| Directive |
Take the line containing "Convert this chart" through the last line of the data and retype those lines exactly. Pictures do not belong in the copy.

[Records that describe figures]

◆ ◆ ◆ ◆ ◆

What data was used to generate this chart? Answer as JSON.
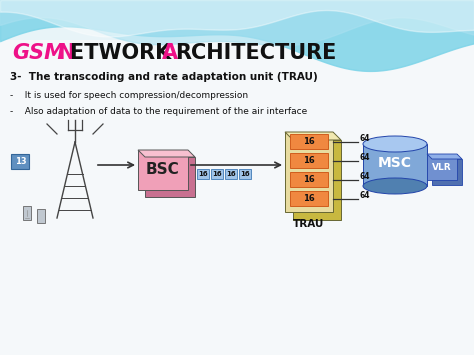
{
  "subtitle": "3-  The transcoding and rate adaptation unit (TRAU)",
  "bullet1": "-    It is used for speech compression/decompression",
  "bullet2": "-    Also adaptation of data to the requirement of the air interface",
  "trau_label": "TRAU",
  "bsc_label": "BSC",
  "msc_label": "MSC",
  "vlr_label": "VLR",
  "label_13": "13",
  "trau_values": [
    "16",
    "16",
    "16",
    "16"
  ],
  "trau_output": [
    "64",
    "64",
    "64",
    "64"
  ],
  "bsc_bottom_labels": [
    "16",
    "16",
    "16",
    "16"
  ],
  "bg_color": "#f0f4f8",
  "wave1_color": "#7dd4e8",
  "wave2_color": "#a8e0f0",
  "wave3_color": "#ffffff",
  "bsc_front_color": "#f0a0b8",
  "bsc_side_color": "#c87090",
  "bsc_top_color": "#f8c0d0",
  "trau_outer_color": "#e8dca0",
  "trau_side_color": "#c8b840",
  "trau_top_color": "#f0e8b0",
  "trau_slot_color": "#f08840",
  "trau_slot_edge": "#cc5010",
  "msc_body_color": "#80a8d8",
  "msc_top_color": "#a8c8f0",
  "msc_bot_color": "#5080b0",
  "vlr_front_color": "#7090d0",
  "vlr_side_color": "#5070b0",
  "vlr_top_color": "#90b0e8",
  "box13_color": "#6090c0",
  "bsc_label_box_color": "#a0c4e8",
  "title_gsm_color": "#ee1188",
  "title_n_color": "#ee1188",
  "title_a_color": "#ee1188",
  "title_main_color": "#111111",
  "arrow_color": "#333333",
  "text_color": "#111111"
}
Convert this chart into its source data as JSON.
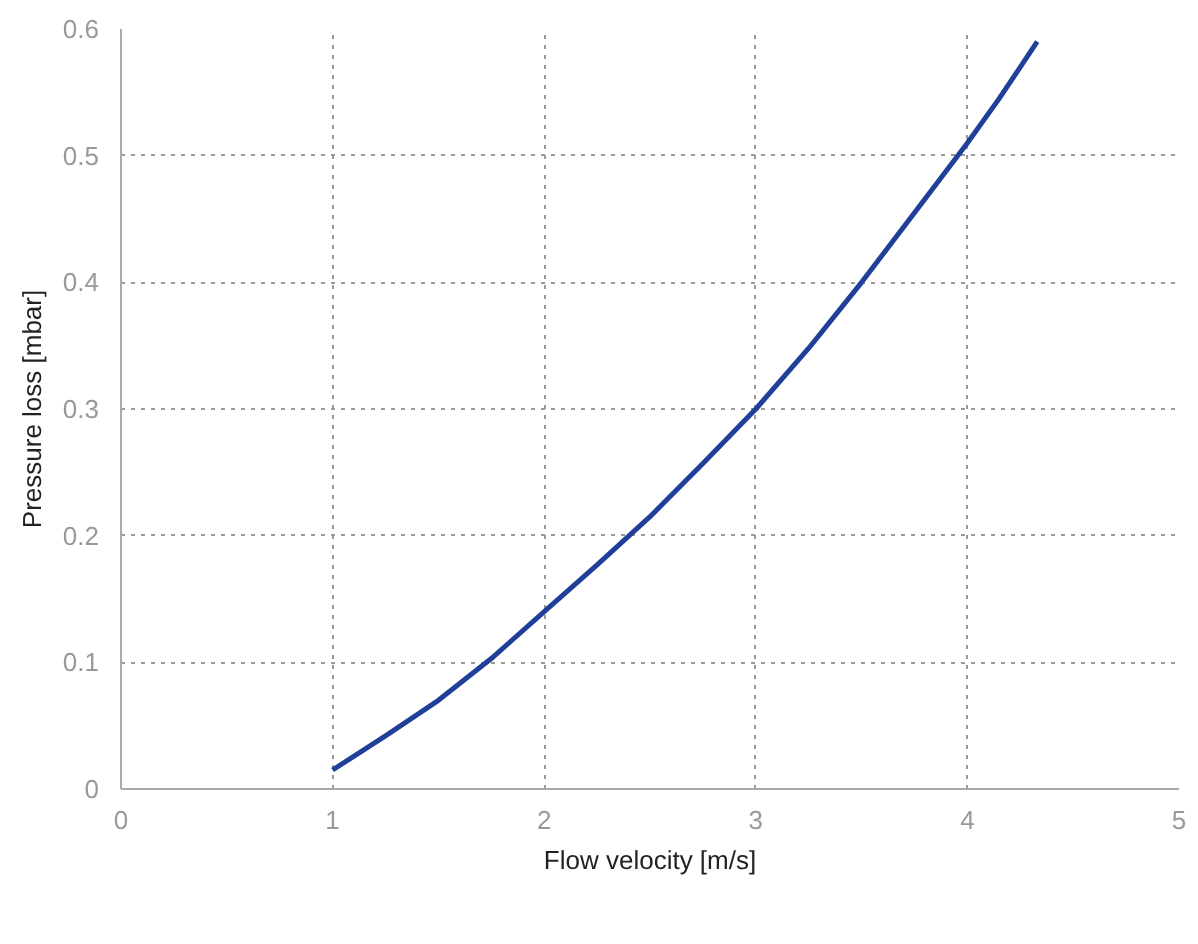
{
  "chart_data": {
    "type": "line",
    "xlabel": "Flow velocity [m/s]",
    "ylabel": "Pressure loss [mbar]",
    "x": [
      1,
      1.25,
      1.5,
      1.75,
      2,
      2.25,
      2.5,
      2.75,
      3,
      3.25,
      3.5,
      3.75,
      4,
      4.15,
      4.33
    ],
    "series": [
      {
        "color": "#1f3f99",
        "values": [
          0.015,
          0.042,
          0.07,
          0.103,
          0.14,
          0.177,
          0.215,
          0.257,
          0.3,
          0.348,
          0.4,
          0.455,
          0.51,
          0.545,
          0.59
        ]
      }
    ],
    "xlim": [
      0,
      5
    ],
    "ylim": [
      0,
      0.6
    ],
    "xticks": [
      0,
      1,
      2,
      3,
      4,
      5
    ],
    "yticks": [
      0,
      0.1,
      0.2,
      0.3,
      0.4,
      0.5,
      0.6
    ],
    "grid": true,
    "line_style": "solid"
  }
}
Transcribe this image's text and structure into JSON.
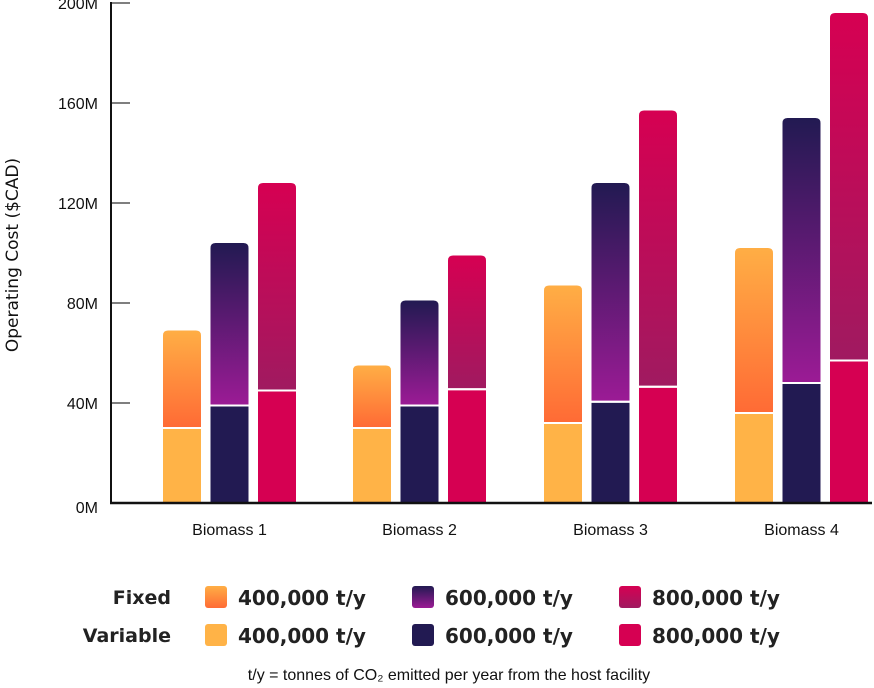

◆ ◆ ◆ ◆ ◆

| Written reply |
Convert this chart into its source data as JSON.
{
  "chart_data": {
    "type": "line",
    "xlabel": "Flow velocity [m/s]",
    "ylabel": "Pressure loss [mbar]",
    "x": [
      1,
      1.25,
      1.5,
      1.75,
      2,
      2.25,
      2.5,
      2.75,
      3,
      3.25,
      3.5,
      3.75,
      4,
      4.15,
      4.33
    ],
    "series": [
      {
        "color": "#1f3f99",
        "values": [
          0.015,
          0.042,
          0.07,
          0.103,
          0.14,
          0.177,
          0.215,
          0.257,
          0.3,
          0.348,
          0.4,
          0.455,
          0.51,
          0.545,
          0.59
        ]
      }
    ],
    "xlim": [
      0,
      5
    ],
    "ylim": [
      0,
      0.6
    ],
    "xticks": [
      0,
      1,
      2,
      3,
      4,
      5
    ],
    "yticks": [
      0,
      0.1,
      0.2,
      0.3,
      0.4,
      0.5,
      0.6
    ],
    "grid": true,
    "line_style": "solid"
  }
}
Transcribe this image's text and structure into JSON.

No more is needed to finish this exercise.